[TO DO]
Extract all lines that hold "importantes" from the records below.

[LISTED RECORDS]
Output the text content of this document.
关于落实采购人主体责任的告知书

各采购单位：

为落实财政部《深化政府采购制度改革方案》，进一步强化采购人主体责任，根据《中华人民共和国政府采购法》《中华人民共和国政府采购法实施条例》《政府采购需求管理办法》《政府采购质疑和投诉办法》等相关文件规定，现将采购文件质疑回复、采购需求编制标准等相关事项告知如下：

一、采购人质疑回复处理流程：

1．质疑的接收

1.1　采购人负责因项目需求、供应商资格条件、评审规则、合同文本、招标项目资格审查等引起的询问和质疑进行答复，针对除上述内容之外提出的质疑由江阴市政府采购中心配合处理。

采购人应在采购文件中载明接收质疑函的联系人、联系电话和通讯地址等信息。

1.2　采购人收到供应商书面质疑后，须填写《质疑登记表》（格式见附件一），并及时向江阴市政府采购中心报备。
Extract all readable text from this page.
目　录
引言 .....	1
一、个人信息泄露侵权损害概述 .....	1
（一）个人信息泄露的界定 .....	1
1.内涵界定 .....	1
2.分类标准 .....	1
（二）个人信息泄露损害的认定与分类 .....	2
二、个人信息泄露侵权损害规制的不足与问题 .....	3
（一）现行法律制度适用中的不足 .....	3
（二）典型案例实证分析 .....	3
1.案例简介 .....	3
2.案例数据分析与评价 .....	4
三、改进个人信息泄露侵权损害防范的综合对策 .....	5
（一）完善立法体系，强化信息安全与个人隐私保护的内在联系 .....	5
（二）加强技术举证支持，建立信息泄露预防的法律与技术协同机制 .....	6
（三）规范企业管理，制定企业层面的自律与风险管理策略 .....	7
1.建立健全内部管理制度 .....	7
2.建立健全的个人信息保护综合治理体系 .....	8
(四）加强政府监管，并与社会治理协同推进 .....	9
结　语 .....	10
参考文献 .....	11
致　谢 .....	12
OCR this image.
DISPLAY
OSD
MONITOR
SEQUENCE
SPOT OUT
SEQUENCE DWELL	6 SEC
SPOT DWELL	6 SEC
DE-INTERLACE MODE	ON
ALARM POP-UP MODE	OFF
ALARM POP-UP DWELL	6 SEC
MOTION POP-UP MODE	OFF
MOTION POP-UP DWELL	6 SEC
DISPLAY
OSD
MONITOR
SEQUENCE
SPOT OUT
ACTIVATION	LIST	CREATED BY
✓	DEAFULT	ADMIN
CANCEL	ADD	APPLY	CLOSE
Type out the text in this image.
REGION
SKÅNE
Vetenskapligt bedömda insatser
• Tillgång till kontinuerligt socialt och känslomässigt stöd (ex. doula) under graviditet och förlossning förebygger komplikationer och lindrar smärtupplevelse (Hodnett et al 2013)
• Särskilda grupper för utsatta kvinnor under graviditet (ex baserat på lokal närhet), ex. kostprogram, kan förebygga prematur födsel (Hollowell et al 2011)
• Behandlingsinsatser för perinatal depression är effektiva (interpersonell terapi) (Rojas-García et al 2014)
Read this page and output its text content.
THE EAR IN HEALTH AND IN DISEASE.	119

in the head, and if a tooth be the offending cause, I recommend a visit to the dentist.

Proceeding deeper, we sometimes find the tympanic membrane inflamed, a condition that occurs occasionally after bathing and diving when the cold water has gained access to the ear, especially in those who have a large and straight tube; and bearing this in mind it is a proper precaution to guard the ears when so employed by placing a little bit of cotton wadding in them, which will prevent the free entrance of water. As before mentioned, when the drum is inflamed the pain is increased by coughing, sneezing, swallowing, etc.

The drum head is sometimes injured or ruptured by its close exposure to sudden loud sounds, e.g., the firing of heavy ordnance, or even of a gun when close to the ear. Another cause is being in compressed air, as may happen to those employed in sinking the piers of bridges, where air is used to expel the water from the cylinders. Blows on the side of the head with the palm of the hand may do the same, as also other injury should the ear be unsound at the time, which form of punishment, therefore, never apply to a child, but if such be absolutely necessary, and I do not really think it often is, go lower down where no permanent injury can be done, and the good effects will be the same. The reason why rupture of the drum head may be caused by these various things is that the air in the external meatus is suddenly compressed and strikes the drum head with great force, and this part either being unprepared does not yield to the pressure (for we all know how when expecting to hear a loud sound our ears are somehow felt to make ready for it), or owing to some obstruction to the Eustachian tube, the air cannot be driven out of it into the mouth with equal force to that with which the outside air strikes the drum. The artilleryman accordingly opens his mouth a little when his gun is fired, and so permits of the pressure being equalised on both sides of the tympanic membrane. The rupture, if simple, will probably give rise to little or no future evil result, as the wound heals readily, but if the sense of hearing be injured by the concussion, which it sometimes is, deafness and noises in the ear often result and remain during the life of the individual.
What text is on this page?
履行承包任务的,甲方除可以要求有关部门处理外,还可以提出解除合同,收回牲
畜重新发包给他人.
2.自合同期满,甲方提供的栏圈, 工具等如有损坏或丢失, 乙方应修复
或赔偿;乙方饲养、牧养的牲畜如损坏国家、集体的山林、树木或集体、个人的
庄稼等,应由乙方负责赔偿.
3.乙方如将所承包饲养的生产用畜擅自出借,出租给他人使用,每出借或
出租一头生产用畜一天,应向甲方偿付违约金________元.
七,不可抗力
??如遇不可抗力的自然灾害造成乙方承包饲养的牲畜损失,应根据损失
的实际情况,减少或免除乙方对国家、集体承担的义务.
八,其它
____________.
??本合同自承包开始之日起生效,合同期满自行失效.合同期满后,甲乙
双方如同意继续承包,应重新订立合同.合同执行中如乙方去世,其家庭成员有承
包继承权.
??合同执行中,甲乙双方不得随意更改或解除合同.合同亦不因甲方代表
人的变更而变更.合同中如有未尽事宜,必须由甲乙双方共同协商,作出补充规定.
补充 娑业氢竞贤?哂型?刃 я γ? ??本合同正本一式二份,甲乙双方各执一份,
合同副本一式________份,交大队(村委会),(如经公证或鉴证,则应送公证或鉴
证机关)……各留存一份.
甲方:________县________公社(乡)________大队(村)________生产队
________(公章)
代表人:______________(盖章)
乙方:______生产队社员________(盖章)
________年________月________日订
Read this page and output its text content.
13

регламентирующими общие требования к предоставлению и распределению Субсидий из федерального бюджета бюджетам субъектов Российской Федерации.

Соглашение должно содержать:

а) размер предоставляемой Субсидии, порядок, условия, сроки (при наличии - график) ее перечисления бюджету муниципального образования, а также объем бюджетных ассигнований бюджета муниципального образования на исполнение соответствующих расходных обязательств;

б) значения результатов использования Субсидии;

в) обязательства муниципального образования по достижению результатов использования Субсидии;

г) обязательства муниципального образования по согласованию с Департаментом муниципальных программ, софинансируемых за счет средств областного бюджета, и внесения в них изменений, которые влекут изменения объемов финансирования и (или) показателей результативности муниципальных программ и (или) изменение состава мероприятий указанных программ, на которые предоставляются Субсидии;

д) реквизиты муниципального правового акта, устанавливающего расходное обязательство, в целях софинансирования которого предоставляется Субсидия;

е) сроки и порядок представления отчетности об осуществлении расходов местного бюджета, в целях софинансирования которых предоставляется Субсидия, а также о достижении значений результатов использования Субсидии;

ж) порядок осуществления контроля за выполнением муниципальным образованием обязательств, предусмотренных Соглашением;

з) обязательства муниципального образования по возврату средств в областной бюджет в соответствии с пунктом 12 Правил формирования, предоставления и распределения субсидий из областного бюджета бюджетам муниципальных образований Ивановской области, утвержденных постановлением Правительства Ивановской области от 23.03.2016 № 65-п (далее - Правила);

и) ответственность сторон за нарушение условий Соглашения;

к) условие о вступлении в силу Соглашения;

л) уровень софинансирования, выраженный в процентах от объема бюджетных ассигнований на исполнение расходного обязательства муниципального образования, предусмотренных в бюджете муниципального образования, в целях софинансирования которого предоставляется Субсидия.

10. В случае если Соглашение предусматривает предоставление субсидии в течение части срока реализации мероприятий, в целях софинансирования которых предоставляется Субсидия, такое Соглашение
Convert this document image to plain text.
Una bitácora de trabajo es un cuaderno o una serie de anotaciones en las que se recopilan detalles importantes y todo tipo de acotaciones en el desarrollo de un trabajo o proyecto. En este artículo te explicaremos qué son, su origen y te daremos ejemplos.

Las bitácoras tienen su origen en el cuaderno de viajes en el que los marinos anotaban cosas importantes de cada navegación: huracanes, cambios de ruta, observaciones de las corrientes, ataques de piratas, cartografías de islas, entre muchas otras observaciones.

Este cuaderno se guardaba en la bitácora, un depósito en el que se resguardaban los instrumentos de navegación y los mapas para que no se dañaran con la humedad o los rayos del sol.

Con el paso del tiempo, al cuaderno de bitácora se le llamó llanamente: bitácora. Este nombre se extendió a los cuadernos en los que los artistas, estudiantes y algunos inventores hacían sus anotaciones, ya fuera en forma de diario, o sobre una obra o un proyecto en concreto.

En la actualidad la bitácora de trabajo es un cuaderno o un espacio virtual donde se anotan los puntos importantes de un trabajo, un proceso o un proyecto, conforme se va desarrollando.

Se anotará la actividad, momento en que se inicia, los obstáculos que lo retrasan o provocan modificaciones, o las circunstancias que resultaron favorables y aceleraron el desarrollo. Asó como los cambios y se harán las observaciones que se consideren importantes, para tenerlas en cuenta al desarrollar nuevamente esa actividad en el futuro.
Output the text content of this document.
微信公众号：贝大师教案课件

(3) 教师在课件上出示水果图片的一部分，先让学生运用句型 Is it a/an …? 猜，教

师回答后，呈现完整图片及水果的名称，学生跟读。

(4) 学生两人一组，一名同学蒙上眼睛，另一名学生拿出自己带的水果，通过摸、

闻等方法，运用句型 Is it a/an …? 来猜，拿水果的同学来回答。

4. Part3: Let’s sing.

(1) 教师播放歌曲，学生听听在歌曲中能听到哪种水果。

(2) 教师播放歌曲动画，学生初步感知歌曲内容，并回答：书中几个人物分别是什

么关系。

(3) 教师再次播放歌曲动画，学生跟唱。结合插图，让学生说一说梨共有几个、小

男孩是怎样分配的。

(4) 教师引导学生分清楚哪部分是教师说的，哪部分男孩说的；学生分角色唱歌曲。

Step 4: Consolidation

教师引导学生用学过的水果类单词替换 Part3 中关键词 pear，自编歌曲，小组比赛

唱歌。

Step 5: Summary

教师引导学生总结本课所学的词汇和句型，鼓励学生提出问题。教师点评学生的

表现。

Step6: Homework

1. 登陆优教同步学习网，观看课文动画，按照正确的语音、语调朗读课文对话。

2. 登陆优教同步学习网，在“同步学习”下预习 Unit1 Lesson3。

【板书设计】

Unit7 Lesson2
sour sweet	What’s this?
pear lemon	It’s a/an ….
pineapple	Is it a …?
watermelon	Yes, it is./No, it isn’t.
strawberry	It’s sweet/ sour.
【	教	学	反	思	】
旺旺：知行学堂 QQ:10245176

[EXERCISE RESPONSE]
Una bitácora de trabajo es un cuaderno o una serie de anotaciones en las que se recopilan detalles importantes y todo tipo de acotaciones en el desarrollo de un trabajo o proyecto. En este artículo te explicaremos qué son, su origen y te daremos ejemplos.
Las bitácoras tienen su origen en el cuaderno de viajes en el que los marinos anotaban cosas importantes de cada navegación: huracanes, cambios de ruta, observaciones de las corrientes, ataques de piratas, cartografías de islas, entre muchas otras observaciones.
En la actualidad la bitácora de trabajo es un cuaderno o un espacio virtual donde se anotan los puntos importantes de un trabajo, un proceso o un proyecto, conforme se va desarrollando.
Se anotará la actividad, momento en que se inicia, los obstáculos que lo retrasan o provocan modificaciones, o las circunstancias que resultaron favorables y aceleraron el desarrollo. Asó como los cambios y se harán las observaciones que se consideren importantes, para tenerlas en cuenta al desarrollar nuevamente esa actividad en el futuro.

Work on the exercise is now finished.